YOUR TASK: Please write out the entries from the line with "What elements are" up to and including the line with "details-value: Barracuda [201, 185, 261, 199]", leaving the pictures out of your answer.

ENTRIES SHOWN:
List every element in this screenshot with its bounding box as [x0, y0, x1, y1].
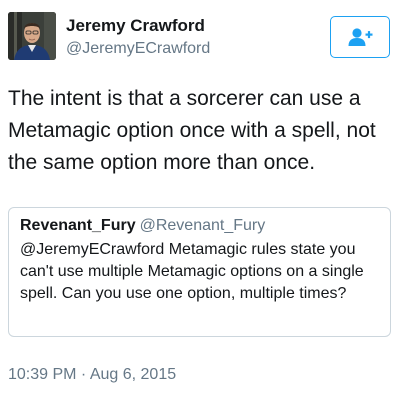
--
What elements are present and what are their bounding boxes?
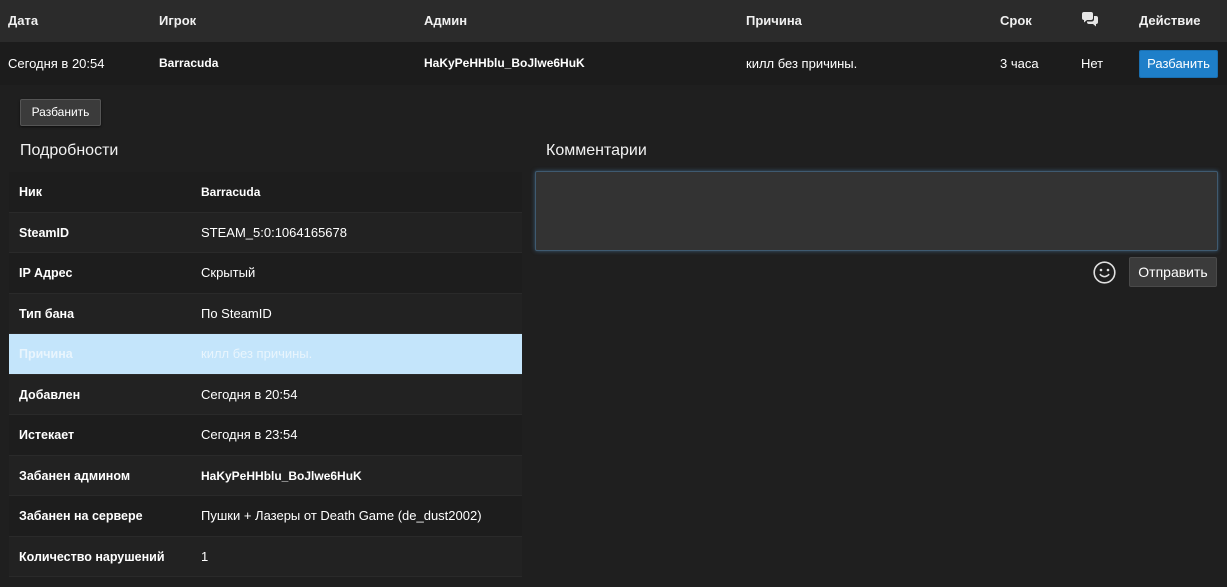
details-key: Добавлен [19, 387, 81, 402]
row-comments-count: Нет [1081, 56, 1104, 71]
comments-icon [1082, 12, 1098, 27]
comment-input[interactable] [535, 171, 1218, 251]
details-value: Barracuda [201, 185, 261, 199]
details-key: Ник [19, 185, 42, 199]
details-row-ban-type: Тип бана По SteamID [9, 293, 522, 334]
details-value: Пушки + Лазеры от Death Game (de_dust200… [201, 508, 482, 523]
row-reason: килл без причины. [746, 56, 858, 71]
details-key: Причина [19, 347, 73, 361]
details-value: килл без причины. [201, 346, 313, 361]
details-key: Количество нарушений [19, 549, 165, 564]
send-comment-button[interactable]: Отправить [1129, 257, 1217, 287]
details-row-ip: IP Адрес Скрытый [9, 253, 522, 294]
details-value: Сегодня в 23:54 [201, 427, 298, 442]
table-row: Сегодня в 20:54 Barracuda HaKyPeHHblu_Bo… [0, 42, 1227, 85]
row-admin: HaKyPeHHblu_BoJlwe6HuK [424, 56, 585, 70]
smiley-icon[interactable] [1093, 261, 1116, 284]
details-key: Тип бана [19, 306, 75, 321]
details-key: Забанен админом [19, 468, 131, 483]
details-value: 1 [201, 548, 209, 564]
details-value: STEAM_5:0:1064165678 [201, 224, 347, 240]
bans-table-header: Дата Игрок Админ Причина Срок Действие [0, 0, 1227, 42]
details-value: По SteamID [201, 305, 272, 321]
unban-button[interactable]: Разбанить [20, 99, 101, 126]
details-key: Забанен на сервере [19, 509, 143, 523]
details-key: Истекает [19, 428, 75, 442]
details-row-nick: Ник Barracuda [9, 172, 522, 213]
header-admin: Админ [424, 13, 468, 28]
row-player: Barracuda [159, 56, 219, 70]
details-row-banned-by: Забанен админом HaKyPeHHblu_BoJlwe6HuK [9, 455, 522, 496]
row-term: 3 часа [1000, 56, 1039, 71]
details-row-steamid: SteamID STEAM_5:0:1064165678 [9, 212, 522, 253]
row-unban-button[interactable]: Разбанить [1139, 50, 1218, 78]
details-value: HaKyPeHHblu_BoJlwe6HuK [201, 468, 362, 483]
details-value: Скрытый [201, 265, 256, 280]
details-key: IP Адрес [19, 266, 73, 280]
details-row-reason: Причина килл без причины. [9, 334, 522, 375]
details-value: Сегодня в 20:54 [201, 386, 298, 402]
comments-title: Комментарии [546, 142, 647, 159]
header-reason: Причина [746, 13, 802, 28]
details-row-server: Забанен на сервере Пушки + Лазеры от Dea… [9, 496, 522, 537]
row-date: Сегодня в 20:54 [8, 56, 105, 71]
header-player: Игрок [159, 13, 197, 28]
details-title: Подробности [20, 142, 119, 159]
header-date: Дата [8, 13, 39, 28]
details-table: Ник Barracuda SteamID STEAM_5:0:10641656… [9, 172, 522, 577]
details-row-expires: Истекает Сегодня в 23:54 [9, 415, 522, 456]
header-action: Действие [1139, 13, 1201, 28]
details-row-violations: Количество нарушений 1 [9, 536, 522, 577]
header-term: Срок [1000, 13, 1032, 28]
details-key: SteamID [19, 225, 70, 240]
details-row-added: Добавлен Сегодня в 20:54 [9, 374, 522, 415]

ANSWER TO THE PROBLEM:
What elements are present and what are their bounding boxes?
details-key: Добавлен [19, 387, 81, 402]
row-comments-count: Нет [1081, 56, 1104, 71]
comments-icon [1082, 12, 1098, 27]
comment-input[interactable] [535, 171, 1218, 251]
details-value: Barracuda [201, 185, 261, 199]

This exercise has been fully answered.